══ Provided records
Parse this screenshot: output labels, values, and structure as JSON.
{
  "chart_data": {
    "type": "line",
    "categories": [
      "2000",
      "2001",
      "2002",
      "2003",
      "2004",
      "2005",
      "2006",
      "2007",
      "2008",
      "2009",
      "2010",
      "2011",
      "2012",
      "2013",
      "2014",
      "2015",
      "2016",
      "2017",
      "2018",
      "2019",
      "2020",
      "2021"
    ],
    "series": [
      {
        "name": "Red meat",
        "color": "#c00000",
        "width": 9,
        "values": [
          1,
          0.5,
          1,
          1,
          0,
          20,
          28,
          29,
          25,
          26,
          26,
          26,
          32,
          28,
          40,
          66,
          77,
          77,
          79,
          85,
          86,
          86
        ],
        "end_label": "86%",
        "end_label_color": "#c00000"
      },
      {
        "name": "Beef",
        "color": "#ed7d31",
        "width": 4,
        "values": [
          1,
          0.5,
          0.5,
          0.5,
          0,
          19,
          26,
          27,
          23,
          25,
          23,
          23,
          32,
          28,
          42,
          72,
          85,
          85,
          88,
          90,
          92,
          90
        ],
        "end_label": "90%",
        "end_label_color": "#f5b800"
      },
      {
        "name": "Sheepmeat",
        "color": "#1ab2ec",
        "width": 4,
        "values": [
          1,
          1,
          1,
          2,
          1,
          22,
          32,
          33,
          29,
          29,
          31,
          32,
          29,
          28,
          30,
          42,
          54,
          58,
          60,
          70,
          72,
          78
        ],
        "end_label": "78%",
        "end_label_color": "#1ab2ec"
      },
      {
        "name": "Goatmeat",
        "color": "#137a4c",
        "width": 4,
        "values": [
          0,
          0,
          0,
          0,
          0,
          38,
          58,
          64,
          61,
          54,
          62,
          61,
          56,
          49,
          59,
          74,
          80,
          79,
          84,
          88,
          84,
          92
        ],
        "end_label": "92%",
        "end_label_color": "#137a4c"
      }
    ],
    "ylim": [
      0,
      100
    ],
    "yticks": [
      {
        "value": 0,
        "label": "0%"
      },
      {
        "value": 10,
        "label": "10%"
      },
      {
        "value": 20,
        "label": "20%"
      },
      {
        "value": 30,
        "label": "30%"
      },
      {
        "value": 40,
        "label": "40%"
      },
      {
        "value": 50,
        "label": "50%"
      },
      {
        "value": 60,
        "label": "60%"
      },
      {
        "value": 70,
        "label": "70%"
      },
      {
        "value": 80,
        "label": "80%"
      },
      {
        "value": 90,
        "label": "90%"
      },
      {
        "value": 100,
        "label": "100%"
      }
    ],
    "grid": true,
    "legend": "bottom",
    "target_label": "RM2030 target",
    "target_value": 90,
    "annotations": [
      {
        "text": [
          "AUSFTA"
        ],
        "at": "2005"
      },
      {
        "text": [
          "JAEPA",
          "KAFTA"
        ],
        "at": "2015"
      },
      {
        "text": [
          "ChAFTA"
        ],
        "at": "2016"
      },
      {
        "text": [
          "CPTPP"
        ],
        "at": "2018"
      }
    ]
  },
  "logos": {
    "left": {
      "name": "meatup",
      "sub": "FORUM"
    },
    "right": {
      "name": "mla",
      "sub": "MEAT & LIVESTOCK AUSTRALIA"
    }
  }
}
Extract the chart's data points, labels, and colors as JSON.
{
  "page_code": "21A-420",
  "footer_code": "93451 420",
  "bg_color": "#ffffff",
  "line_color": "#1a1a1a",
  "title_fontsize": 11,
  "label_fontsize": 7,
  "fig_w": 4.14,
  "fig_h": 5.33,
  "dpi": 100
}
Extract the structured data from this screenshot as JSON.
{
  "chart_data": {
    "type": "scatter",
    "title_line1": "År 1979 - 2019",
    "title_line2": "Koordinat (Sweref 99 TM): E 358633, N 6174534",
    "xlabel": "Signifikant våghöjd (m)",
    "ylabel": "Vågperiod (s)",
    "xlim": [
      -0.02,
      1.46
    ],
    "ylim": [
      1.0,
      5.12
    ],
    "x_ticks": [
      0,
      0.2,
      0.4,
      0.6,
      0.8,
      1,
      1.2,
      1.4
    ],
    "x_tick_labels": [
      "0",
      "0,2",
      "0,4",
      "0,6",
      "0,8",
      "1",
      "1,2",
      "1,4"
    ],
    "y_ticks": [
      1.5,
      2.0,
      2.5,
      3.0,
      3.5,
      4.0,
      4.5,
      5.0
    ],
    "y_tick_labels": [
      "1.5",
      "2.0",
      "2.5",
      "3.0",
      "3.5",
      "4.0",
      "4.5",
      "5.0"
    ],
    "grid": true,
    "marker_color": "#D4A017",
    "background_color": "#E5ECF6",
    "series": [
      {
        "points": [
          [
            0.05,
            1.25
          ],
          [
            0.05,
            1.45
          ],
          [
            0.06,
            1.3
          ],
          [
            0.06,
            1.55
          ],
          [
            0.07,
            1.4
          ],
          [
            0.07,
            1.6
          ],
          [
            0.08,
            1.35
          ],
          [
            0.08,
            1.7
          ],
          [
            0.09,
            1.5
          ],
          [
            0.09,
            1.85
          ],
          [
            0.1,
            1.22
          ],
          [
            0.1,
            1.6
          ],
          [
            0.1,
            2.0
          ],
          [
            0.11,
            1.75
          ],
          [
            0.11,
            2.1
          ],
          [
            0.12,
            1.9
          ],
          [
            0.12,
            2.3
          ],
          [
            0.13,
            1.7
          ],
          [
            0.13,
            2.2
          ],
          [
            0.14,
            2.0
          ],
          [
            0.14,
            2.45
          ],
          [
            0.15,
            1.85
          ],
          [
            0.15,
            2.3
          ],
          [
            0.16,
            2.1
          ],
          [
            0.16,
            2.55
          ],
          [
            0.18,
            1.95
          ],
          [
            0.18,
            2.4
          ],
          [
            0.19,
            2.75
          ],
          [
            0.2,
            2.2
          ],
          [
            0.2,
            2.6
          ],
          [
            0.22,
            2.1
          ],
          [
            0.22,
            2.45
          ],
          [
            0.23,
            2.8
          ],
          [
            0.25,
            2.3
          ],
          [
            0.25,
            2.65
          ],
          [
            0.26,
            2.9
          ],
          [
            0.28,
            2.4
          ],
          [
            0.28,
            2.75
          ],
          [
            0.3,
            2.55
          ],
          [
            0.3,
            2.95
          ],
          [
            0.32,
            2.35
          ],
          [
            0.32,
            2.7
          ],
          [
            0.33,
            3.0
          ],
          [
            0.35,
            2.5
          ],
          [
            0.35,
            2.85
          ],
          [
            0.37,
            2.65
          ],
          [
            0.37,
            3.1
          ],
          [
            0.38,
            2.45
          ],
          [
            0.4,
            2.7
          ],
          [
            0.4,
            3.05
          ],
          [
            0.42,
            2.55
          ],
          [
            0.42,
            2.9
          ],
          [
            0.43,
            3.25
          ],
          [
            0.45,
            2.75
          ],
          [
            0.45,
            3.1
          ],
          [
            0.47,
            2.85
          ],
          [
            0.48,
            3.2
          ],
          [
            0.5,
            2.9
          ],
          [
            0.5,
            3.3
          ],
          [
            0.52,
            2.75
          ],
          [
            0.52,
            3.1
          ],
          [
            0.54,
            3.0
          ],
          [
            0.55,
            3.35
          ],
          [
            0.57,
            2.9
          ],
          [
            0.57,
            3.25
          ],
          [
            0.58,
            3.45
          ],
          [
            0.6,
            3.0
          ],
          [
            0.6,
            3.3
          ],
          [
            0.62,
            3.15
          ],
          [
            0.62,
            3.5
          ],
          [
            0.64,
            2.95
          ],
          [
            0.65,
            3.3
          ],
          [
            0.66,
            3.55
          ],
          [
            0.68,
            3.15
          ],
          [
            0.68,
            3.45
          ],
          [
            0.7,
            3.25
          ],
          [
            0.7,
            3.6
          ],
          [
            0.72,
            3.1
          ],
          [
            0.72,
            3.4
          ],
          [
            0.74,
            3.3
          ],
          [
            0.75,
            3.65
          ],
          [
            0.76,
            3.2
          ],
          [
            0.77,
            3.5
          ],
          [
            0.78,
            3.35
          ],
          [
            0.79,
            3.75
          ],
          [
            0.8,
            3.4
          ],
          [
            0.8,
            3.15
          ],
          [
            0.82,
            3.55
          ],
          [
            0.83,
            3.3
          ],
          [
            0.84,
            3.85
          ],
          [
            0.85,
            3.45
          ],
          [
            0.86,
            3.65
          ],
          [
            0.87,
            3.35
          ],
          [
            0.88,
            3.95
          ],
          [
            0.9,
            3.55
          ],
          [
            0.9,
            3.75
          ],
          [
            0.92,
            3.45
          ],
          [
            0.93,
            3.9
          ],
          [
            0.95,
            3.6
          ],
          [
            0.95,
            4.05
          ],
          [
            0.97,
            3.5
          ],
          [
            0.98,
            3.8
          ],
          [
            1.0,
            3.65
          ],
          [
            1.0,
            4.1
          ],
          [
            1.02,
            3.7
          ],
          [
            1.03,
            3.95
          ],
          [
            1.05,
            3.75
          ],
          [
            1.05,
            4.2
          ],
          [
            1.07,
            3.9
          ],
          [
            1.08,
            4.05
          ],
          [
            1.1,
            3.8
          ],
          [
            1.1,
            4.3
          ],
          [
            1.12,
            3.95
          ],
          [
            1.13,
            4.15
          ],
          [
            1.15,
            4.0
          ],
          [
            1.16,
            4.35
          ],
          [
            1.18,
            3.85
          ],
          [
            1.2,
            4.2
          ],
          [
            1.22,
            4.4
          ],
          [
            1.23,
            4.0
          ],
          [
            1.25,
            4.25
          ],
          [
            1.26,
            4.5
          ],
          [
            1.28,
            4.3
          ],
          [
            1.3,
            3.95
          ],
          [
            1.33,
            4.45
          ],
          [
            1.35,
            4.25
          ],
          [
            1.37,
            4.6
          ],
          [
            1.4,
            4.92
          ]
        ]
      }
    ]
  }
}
════
→ Exercise directions: Identify every line above with the string "this" in it. Copy those lines.

→ Task response:
Parse this screenshot: output labels, values, and structure as JSON.
Extract the structured data from this screenshot as JSON.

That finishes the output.